--- BEGIN Supplied text ---

W3C home > Mailing lists > Public > public-html-comments@w3.org > August 2009

Re: charset name matching rules

From: Erik van der Poel <erikv@google.com>
Date: Sat, 15 Aug 2009 16:31:09 -0700
Message-ID: <c07a32650908151631s6083ed38sa65d4aecc0fd3e4e@mail.gmail.com>
To: Ian Hickson <ian@hixie.ch>
Cc: public-html-comments@w3.org
Hi Ian,

I had another look at section 2.7, and it does have a pointer to the
IANA charset registry, which also says "However, no distinction is
made between use of upper and lower case letters." This is the only
matching rule that we need. UTS22 is too lenient, and we all know what
happens to the Web when browsers are too lenient. If the discussion on
ietf-charsets@iana.org actually yields any more results, we may wish
to consider adding them to HTML 5, but for now, I think having HTML 5
refer to the IANA charset registry is sufficient.

Erik

On Sat, Aug 15, 2009 at 2:47 PM, Ian Hickson<ian@hixie.ch> wrote:
> On Sat, 15 Aug 2009, Erik van der Poel wrote:
>> In section 2.7 of HTML 5, it says:
>>
>> > When comparing a string specifying a character encoding with the name
>> > or alias of a character encoding to determine if they are equal, user
>> > agents must use the Charset Alias Matching rules defined in Unicode
>> > Technical Standard #22. [UTS22]
>> >
>> > For instance, "GB_2312-80" and "g.b.2312(80)" are considered
>> > equivalent names."

--- END Supplied text ---

__The tasks__
a) Answer the following questions about the charset name matching message, one answer per line, marked (i), (ii) and (iii) like the questions.
(i) Which registry does section 2.7 point to, according to the reply at the top?
(ii) On which mailing list might further discussion yield results worth adding to HTML 5?
(iii) Which two names does the quoted passage from section 2.7 give as equivalent?
b) Write the next part of the charset name matching message, carrying on from its final quoted line.

--- BEGIN Raw records ---

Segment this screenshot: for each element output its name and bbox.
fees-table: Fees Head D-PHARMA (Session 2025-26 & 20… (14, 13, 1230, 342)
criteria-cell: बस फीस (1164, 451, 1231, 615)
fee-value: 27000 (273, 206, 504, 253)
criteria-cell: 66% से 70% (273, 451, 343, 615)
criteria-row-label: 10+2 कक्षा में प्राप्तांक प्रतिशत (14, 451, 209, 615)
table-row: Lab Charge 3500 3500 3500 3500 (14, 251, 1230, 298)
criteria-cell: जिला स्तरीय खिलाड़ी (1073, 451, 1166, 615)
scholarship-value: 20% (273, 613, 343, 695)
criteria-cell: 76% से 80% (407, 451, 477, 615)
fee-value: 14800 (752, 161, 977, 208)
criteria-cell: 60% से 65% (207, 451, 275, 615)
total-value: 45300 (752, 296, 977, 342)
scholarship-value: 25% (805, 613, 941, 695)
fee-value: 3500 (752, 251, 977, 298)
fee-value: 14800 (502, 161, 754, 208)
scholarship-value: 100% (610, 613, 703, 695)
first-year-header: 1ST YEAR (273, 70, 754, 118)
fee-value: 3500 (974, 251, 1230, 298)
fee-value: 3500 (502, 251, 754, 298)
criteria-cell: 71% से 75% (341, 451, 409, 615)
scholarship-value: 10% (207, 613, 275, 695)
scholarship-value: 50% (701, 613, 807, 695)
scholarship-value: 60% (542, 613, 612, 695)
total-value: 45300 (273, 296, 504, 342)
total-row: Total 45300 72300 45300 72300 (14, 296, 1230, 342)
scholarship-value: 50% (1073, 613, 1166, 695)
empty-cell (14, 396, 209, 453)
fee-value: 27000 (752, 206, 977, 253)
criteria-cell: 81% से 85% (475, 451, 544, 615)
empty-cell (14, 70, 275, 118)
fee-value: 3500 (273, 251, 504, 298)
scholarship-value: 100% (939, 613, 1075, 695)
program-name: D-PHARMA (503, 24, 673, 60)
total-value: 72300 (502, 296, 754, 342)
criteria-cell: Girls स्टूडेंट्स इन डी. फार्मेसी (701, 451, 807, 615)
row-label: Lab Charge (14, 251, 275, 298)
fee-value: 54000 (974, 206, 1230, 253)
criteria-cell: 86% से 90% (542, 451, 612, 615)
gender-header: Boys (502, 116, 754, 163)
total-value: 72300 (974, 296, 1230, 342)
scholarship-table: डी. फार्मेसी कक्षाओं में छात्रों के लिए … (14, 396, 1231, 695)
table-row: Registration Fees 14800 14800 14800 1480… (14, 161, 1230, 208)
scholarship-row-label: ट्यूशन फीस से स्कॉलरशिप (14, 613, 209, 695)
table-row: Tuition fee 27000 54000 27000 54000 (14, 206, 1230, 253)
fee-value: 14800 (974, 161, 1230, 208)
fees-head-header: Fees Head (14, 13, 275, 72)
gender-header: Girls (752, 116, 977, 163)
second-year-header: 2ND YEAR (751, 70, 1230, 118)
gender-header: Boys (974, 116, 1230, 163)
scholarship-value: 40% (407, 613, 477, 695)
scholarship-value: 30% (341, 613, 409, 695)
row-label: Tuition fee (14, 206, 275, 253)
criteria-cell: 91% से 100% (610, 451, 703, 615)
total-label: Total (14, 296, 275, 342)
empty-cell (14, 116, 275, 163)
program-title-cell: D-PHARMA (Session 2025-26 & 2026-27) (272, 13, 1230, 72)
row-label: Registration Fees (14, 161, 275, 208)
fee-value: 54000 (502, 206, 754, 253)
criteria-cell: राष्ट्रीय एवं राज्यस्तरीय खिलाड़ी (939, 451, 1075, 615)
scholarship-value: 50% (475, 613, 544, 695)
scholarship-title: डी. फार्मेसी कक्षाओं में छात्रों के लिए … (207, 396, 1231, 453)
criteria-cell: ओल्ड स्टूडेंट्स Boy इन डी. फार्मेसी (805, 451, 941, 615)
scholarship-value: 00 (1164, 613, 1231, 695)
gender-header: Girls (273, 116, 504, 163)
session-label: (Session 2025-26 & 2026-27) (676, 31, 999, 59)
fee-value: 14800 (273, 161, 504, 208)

--- END Raw records ---

__Responses to the tasks__
a)
(i) The IANA charset registry.
(ii) ietf-charsets@iana.org.
(iii) "GB_2312-80" and "g.b.2312(80)".

b)
>>
>> I think this should be removed, since none of the major browsers do
>> this, and it is too lenient.
>>
>> The general approach should be: As lenient as the major browsers, but
>> not more lenient. Lenience leads to a proliferation of garbage.
>>
>> Of course, the question is what to replace the above text with. There is
>> a discussion on the ietf-charsets@iana.org list about gathering the
>> current lists of charsets and aliases from the browsers. Hopefully, that
>> discussion will result in something that can be published in HTML 5.
>>
>> How about putting a placeholder in the current HTML 5 draft? I consider
>> UTS22 to be harmful, so it should be removed from HTML 5 ASAP.
>
> I'm happy to replace that section with other text as soon as we know what
> it should be replaced with, but from where I'm sitting, moving the Web to
> UTS22 is better than moving the spec to being undefined.
>
> --
> Ian Hickson               U+1047E                )\._.,--....,'``.    fL
> http://ln.hixie.ch/       U+263A                /,   _.. \   _\  ;`._ ,.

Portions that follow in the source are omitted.